## Input data
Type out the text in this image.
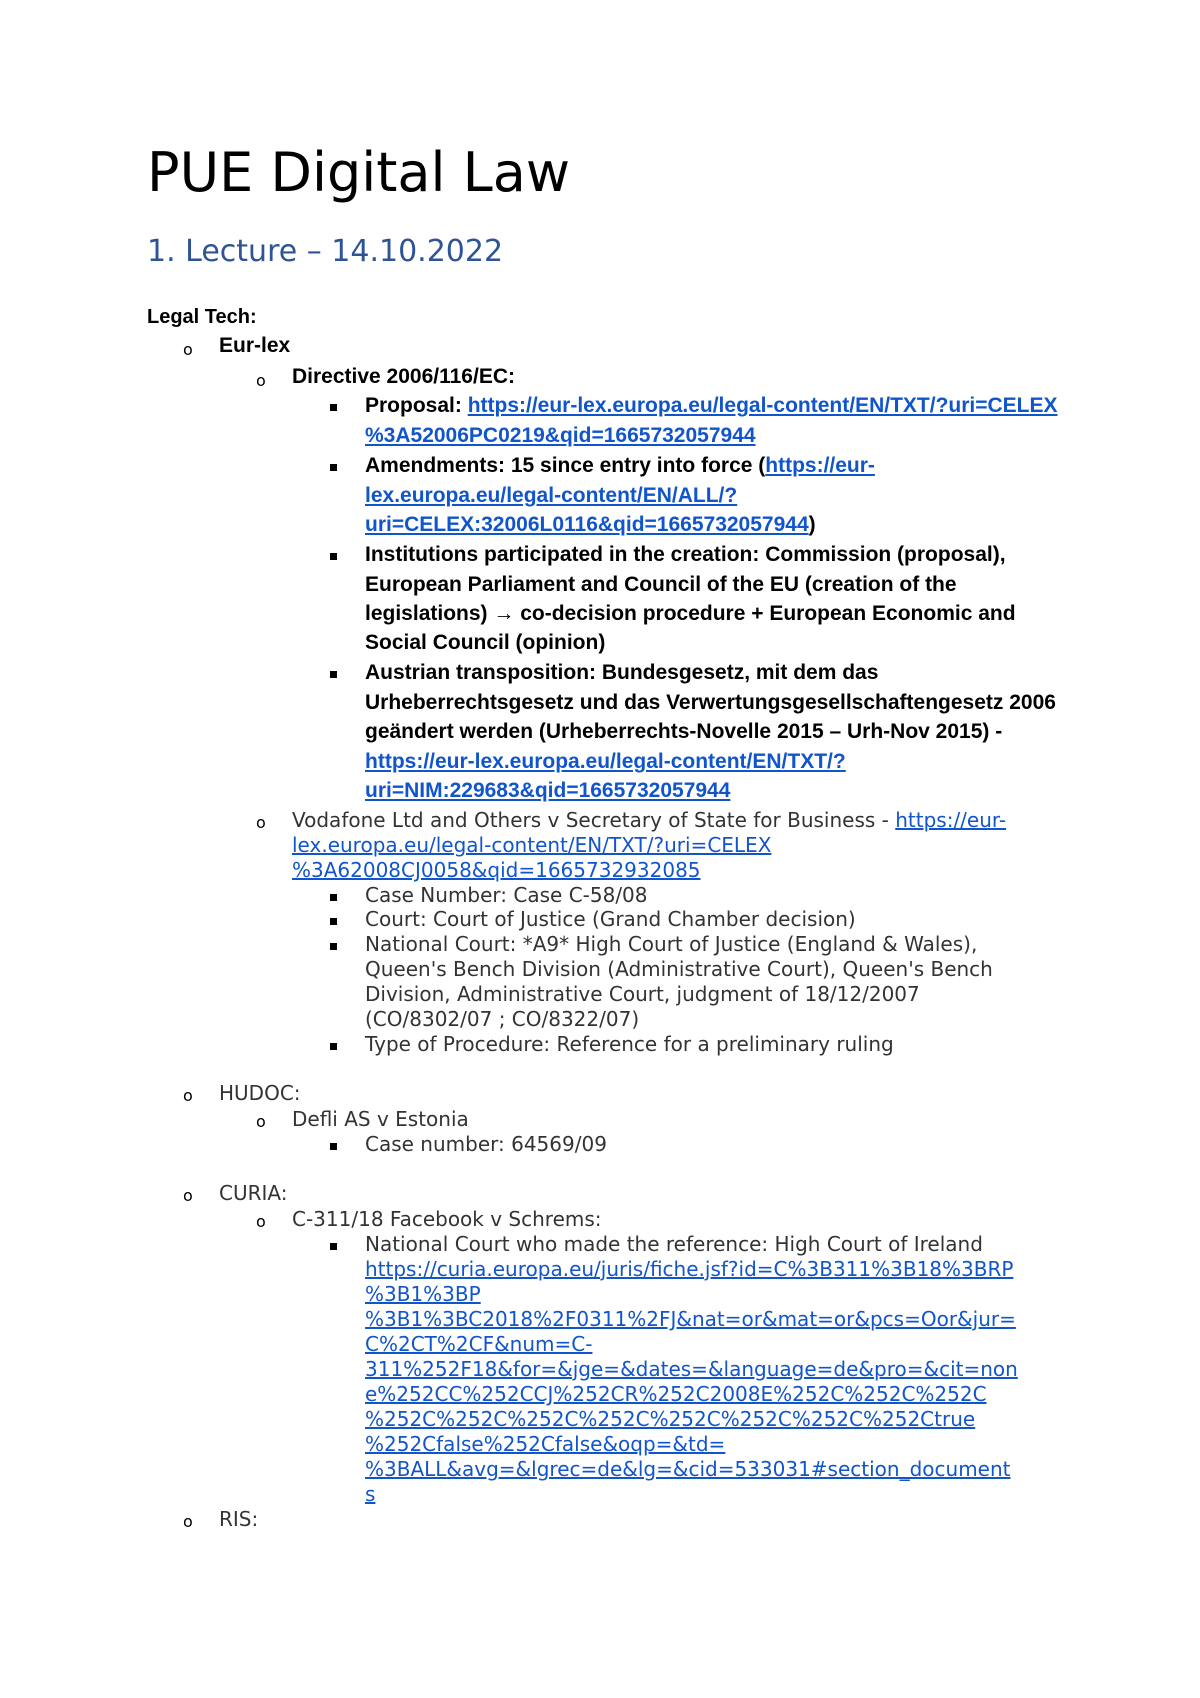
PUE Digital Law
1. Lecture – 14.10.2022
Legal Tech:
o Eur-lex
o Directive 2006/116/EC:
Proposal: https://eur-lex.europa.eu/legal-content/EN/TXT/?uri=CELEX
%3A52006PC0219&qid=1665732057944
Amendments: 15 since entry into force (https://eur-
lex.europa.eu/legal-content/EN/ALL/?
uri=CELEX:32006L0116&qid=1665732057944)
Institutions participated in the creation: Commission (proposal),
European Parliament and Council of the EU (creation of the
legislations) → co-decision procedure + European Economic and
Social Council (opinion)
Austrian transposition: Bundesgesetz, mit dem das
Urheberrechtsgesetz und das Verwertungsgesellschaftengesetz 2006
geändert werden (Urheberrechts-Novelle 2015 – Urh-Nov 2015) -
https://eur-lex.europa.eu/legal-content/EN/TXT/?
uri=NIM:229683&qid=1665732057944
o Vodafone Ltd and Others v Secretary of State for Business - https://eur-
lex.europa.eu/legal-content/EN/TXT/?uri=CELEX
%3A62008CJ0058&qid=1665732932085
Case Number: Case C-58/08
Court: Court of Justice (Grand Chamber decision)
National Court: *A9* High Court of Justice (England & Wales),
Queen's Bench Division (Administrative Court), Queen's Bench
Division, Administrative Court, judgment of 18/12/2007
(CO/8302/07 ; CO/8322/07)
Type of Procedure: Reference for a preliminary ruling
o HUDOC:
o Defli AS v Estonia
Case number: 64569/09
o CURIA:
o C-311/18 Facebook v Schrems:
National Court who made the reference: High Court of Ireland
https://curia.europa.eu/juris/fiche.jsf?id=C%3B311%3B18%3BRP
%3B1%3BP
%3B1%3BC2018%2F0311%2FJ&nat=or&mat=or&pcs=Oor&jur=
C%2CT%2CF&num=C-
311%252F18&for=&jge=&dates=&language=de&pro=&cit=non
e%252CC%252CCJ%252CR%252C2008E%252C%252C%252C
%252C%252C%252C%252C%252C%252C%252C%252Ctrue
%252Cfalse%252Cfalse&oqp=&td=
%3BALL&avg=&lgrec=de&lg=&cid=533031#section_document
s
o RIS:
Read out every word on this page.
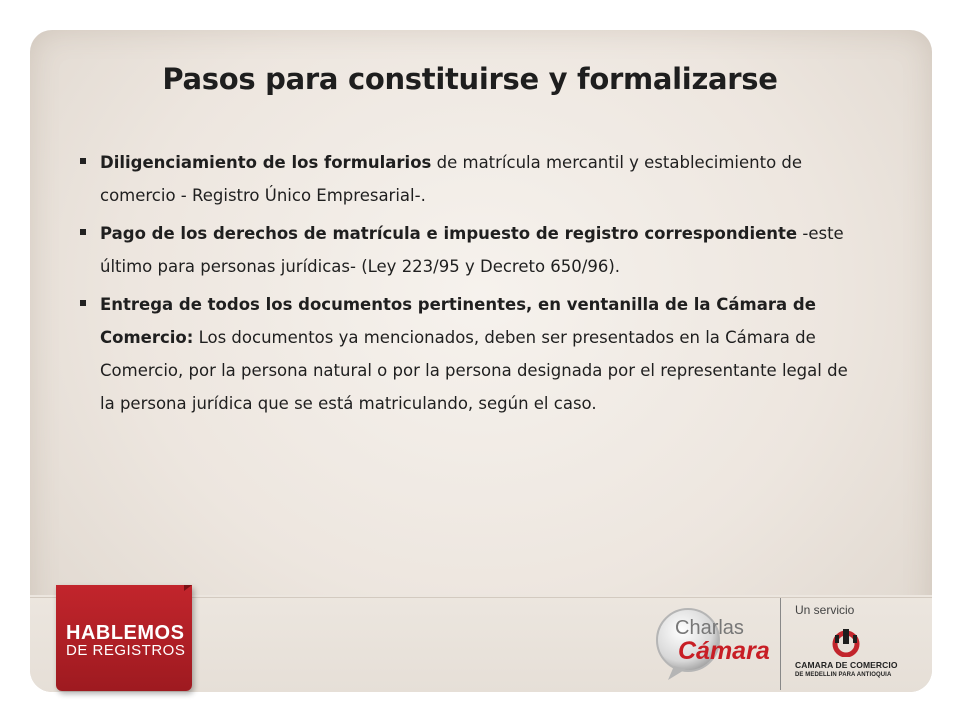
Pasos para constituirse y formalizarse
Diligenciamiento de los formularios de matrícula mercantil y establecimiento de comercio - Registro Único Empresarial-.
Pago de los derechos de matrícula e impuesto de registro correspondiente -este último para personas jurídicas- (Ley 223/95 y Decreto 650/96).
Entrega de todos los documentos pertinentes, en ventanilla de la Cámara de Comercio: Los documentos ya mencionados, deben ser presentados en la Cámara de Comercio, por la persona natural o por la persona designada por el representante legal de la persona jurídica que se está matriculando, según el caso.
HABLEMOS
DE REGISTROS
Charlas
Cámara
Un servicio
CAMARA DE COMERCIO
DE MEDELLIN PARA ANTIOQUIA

## What is expected
Count how many lines contain "Division" and give only that count.

## Result for this task
2